* Begin *

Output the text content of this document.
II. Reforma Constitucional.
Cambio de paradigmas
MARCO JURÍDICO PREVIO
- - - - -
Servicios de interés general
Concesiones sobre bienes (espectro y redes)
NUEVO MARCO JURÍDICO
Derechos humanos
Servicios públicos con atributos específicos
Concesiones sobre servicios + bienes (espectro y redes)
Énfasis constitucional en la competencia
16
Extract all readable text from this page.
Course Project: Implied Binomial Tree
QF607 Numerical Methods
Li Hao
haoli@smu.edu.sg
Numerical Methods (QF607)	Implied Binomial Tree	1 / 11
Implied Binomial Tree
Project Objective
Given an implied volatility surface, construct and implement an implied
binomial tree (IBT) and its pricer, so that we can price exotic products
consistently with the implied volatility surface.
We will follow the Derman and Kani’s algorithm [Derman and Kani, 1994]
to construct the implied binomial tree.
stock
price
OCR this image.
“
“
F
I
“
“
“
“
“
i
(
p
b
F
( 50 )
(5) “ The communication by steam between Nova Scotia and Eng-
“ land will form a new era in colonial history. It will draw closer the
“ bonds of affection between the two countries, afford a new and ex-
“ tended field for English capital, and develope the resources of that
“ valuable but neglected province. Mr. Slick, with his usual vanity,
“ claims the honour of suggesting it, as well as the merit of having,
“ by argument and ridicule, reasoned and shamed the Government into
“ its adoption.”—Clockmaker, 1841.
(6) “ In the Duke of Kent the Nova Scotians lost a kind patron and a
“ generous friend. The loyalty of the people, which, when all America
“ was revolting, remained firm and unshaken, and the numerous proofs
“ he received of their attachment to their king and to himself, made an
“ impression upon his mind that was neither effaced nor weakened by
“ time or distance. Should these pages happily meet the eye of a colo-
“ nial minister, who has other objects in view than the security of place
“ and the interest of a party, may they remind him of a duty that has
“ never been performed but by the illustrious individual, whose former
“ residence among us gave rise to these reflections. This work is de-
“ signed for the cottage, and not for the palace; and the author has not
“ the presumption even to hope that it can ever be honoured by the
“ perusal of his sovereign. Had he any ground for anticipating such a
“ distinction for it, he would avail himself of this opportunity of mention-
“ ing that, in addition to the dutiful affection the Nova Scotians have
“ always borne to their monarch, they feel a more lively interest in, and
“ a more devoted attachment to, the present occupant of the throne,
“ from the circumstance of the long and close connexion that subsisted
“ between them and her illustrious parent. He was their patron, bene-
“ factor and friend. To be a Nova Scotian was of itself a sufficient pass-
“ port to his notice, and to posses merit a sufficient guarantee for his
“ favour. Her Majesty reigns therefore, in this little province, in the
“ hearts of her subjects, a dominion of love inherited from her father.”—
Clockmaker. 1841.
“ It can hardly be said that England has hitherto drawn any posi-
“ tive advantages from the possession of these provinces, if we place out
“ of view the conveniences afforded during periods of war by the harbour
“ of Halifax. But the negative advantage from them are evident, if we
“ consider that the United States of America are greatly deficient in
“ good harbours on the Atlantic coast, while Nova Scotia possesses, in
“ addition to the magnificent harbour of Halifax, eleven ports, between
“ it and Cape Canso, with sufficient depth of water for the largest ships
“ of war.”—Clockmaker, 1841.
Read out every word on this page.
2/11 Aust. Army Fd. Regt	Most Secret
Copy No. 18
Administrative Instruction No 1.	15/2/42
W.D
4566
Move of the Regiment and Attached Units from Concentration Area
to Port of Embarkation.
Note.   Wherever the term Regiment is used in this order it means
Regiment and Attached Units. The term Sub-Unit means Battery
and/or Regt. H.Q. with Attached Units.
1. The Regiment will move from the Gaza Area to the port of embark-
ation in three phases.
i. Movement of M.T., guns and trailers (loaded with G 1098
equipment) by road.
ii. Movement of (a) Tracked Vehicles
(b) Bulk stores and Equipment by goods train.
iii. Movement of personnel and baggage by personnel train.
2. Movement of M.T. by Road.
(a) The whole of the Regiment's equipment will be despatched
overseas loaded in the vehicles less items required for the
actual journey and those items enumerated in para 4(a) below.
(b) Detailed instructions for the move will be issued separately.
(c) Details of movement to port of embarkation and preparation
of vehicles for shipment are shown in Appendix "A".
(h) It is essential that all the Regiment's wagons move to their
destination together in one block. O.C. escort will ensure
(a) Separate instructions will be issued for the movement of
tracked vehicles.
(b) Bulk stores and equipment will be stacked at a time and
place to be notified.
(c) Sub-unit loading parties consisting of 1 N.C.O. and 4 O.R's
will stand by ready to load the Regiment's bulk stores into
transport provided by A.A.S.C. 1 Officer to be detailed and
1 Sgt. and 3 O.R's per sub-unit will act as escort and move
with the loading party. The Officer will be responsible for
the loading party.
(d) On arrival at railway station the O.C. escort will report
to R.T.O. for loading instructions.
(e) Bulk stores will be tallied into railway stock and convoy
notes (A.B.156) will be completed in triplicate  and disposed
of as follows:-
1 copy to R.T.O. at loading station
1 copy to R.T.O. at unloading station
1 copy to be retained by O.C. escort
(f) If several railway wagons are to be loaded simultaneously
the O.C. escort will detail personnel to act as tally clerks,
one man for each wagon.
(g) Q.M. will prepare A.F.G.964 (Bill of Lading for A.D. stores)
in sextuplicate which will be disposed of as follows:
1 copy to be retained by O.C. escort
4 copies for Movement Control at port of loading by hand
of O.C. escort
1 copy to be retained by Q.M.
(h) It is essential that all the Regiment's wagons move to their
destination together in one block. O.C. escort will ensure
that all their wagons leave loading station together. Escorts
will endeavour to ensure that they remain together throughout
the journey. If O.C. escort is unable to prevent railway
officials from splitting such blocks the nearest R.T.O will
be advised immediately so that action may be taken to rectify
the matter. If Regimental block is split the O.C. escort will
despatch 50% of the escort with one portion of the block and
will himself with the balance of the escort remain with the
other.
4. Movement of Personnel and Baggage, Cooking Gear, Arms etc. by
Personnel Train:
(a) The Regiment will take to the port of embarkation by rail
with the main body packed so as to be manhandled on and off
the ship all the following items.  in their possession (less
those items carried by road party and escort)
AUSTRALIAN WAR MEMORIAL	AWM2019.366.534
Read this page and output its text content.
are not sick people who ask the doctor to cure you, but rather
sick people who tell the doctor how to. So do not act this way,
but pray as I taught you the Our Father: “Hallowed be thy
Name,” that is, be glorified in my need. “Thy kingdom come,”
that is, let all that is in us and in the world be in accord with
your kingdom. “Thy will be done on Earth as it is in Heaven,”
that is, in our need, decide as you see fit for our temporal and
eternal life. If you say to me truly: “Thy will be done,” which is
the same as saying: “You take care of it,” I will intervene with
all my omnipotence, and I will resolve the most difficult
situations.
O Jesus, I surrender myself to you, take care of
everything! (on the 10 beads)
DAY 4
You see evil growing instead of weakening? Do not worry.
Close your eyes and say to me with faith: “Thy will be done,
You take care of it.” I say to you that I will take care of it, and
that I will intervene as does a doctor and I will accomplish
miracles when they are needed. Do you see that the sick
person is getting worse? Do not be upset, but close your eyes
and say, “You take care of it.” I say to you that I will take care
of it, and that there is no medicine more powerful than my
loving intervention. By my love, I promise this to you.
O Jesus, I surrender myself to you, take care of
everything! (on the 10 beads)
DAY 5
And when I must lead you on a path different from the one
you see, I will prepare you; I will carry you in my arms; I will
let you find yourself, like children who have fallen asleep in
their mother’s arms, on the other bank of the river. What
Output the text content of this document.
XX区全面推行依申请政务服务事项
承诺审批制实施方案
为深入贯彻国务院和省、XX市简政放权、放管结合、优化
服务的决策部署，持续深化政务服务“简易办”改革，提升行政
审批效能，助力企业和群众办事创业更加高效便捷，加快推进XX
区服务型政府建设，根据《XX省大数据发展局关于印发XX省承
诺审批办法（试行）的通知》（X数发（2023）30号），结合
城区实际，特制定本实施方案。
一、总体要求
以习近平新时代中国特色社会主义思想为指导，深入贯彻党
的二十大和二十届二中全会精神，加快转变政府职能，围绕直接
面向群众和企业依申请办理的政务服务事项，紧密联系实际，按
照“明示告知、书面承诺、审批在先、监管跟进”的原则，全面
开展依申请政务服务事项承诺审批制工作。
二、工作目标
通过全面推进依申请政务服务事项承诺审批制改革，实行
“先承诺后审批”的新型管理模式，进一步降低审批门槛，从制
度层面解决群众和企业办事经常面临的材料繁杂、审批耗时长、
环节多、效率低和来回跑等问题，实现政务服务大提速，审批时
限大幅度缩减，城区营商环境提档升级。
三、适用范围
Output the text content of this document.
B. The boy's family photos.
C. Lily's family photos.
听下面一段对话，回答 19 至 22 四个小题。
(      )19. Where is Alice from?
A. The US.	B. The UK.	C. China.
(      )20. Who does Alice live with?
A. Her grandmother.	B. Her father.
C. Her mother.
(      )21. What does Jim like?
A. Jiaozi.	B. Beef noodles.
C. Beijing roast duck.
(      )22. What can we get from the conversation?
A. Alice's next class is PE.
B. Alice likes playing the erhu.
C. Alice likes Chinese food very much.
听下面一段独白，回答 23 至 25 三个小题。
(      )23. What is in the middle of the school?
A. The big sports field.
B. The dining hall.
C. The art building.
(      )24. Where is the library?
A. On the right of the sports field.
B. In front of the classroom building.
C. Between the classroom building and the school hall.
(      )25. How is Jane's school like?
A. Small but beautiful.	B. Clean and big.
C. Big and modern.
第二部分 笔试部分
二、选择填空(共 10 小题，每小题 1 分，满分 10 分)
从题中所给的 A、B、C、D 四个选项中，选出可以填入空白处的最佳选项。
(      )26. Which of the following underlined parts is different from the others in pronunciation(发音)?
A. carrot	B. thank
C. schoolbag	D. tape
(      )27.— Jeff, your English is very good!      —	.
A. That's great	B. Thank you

* End *

Exercise aim
Go through the records and pull out each line that includes the word "volatility".

Output
Given an implied volatility surface, construct and implement an implied
consistently with the implied volatility surface.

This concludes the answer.